>> Start GIVEN DATA
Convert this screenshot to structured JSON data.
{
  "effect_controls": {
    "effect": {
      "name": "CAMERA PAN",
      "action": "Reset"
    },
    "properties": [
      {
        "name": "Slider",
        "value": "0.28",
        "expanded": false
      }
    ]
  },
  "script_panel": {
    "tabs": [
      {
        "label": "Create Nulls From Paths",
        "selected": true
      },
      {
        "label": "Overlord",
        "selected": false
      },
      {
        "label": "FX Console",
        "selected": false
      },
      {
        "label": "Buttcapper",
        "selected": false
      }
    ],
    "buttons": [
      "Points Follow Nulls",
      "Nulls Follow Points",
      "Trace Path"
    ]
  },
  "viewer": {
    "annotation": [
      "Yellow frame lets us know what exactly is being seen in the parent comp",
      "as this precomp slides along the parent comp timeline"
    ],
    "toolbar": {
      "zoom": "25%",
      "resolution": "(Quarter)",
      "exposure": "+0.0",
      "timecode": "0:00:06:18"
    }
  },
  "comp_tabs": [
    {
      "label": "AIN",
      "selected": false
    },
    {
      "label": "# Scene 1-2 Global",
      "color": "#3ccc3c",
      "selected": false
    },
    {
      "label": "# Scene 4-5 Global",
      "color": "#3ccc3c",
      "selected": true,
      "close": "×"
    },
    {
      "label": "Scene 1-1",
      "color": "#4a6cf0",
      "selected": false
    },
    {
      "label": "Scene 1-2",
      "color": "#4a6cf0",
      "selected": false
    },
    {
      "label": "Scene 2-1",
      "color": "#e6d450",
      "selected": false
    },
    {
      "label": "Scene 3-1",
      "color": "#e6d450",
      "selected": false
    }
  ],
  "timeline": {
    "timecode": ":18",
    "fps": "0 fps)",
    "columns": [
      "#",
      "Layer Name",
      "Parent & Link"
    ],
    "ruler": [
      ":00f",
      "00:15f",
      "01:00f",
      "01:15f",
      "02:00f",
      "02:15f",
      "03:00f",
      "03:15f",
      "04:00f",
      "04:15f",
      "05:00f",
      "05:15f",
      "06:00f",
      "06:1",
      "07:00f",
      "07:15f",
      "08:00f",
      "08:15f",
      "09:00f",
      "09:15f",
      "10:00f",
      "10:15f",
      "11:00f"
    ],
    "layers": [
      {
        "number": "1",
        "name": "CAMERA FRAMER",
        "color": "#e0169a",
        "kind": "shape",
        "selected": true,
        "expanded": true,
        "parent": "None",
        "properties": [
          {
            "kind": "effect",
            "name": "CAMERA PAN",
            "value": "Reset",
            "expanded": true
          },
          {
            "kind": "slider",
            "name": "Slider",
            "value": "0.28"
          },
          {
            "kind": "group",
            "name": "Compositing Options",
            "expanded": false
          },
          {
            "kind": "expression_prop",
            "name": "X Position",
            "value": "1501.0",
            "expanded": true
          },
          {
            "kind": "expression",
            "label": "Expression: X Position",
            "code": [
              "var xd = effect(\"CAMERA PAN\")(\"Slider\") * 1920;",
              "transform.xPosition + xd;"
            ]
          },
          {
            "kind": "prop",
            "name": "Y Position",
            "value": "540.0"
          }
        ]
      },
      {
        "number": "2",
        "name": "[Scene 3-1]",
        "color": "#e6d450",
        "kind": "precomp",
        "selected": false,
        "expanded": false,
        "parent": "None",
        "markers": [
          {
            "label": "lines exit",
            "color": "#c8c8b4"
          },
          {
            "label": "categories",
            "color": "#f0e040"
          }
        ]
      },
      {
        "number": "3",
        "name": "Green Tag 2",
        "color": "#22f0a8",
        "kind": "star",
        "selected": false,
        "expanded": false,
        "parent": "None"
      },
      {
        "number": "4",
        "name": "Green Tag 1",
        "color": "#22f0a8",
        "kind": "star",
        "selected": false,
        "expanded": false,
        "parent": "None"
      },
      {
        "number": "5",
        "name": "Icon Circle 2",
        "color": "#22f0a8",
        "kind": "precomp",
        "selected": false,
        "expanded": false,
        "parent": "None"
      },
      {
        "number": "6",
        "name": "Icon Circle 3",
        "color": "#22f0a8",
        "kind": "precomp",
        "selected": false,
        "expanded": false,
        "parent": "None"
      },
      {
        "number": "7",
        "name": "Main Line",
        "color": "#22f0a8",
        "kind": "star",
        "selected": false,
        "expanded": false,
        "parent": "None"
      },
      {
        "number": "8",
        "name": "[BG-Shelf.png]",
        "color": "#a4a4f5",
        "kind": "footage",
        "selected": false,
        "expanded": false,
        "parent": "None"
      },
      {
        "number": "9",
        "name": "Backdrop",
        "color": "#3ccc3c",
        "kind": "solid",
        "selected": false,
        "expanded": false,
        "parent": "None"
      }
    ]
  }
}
>> End GIVEN DATA
[SET TASK] Every line above should be printed again exactly as it stands.

[ANSWER IN FULL]
Convert this screenshot to structured JSON data.
{
  "effect_controls": {
    "effect": {
      "name": "CAMERA PAN",
      "action": "Reset"
    },
    "properties": [
      {
        "name": "Slider",
        "value": "0.28",
        "expanded": false
      }
    ]
  },
  "script_panel": {
    "tabs": [
      {
        "label": "Create Nulls From Paths",
        "selected": true
      },
      {
        "label": "Overlord",
        "selected": false
      },
      {
        "label": "FX Console",
        "selected": false
      },
      {
        "label": "Buttcapper",
        "selected": false
      }
    ],
    "buttons": [
      "Points Follow Nulls",
      "Nulls Follow Points",
      "Trace Path"
    ]
  },
  "viewer": {
    "annotation": [
      "Yellow frame lets us know what exactly is being seen in the parent comp",
      "as this precomp slides along the parent comp timeline"
    ],
    "toolbar": {
      "zoom": "25%",
      "resolution": "(Quarter)",
      "exposure": "+0.0",
      "timecode": "0:00:06:18"
    }
  },
  "comp_tabs": [
    {
      "label": "AIN",
      "selected": false
    },
    {
      "label": "# Scene 1-2 Global",
      "color": "#3ccc3c",
      "selected": false
    },
    {
      "label": "# Scene 4-5 Global",
      "color": "#3ccc3c",
      "selected": true,
      "close": "×"
    },
    {
      "label": "Scene 1-1",
      "color": "#4a6cf0",
      "selected": false
    },
    {
      "label": "Scene 1-2",
      "color": "#4a6cf0",
      "selected": false
    },
    {
      "label": "Scene 2-1",
      "color": "#e6d450",
      "selected": false
    },
    {
      "label": "Scene 3-1",
      "color": "#e6d450",
      "selected": false
    }
  ],
  "timeline": {
    "timecode": ":18",
    "fps": "0 fps)",
    "columns": [
      "#",
      "Layer Name",
      "Parent & Link"
    ],
    "ruler": [
      ":00f",
      "00:15f",
      "01:00f",
      "01:15f",
      "02:00f",
      "02:15f",
      "03:00f",
      "03:15f",
      "04:00f",
      "04:15f",
      "05:00f",
      "05:15f",
      "06:00f",
      "06:1",
      "07:00f",
      "07:15f",
      "08:00f",
      "08:15f",
      "09:00f",
      "09:15f",
      "10:00f",
      "10:15f",
      "11:00f"
    ],
    "layers": [
      {
        "number": "1",
        "name": "CAMERA FRAMER",
        "color": "#e0169a",
        "kind": "shape",
        "selected": true,
        "expanded": true,
        "parent": "None",
        "properties": [
          {
            "kind": "effect",
            "name": "CAMERA PAN",
            "value": "Reset",
            "expanded": true
          },
          {
            "kind": "slider",
            "name": "Slider",
            "value": "0.28"
          },
          {
            "kind": "group",
            "name": "Compositing Options",
            "expanded": false
          },
          {
            "kind": "expression_prop",
            "name": "X Position",
            "value": "1501.0",
            "expanded": true
          },
          {
            "kind": "expression",
            "label": "Expression: X Position",
            "code": [
              "var xd = effect(\"CAMERA PAN\")(\"Slider\") * 1920;",
              "transform.xPosition + xd;"
            ]
          },
          {
            "kind": "prop",
            "name": "Y Position",
            "value": "540.0"
          }
        ]
      },
      {
        "number": "2",
        "name": "[Scene 3-1]",
        "color": "#e6d450",
        "kind": "precomp",
        "selected": false,
        "expanded": false,
        "parent": "None",
        "markers": [
          {
            "label": "lines exit",
            "color": "#c8c8b4"
          },
          {
            "label": "categories",
            "color": "#f0e040"
          }
        ]
      },
      {
        "number": "3",
        "name": "Green Tag 2",
        "color": "#22f0a8",
        "kind": "star",
        "selected": false,
        "expanded": false,
        "parent": "None"
      },
      {
        "number": "4",
        "name": "Green Tag 1",
        "color": "#22f0a8",
        "kind": "star",
        "selected": false,
        "expanded": false,
        "parent": "None"
      },
      {
        "number": "5",
        "name": "Icon Circle 2",
        "color": "#22f0a8",
        "kind": "precomp",
        "selected": false,
        "expanded": false,
        "parent": "None"
      },
      {
        "number": "6",
        "name": "Icon Circle 3",
        "color": "#22f0a8",
        "kind": "precomp",
        "selected": false,
        "expanded": false,
        "parent": "None"
      },
      {
        "number": "7",
        "name": "Main Line",
        "color": "#22f0a8",
        "kind": "star",
        "selected": false,
        "expanded": false,
        "parent": "None"
      },
      {
        "number": "8",
        "name": "[BG-Shelf.png]",
        "color": "#a4a4f5",
        "kind": "footage",
        "selected": false,
        "expanded": false,
        "parent": "None"
      },
      {
        "number": "9",
        "name": "Backdrop",
        "color": "#3ccc3c",
        "kind": "solid",
        "selected": false,
        "expanded": false,
        "parent": "None"
      }
    ]
  }
}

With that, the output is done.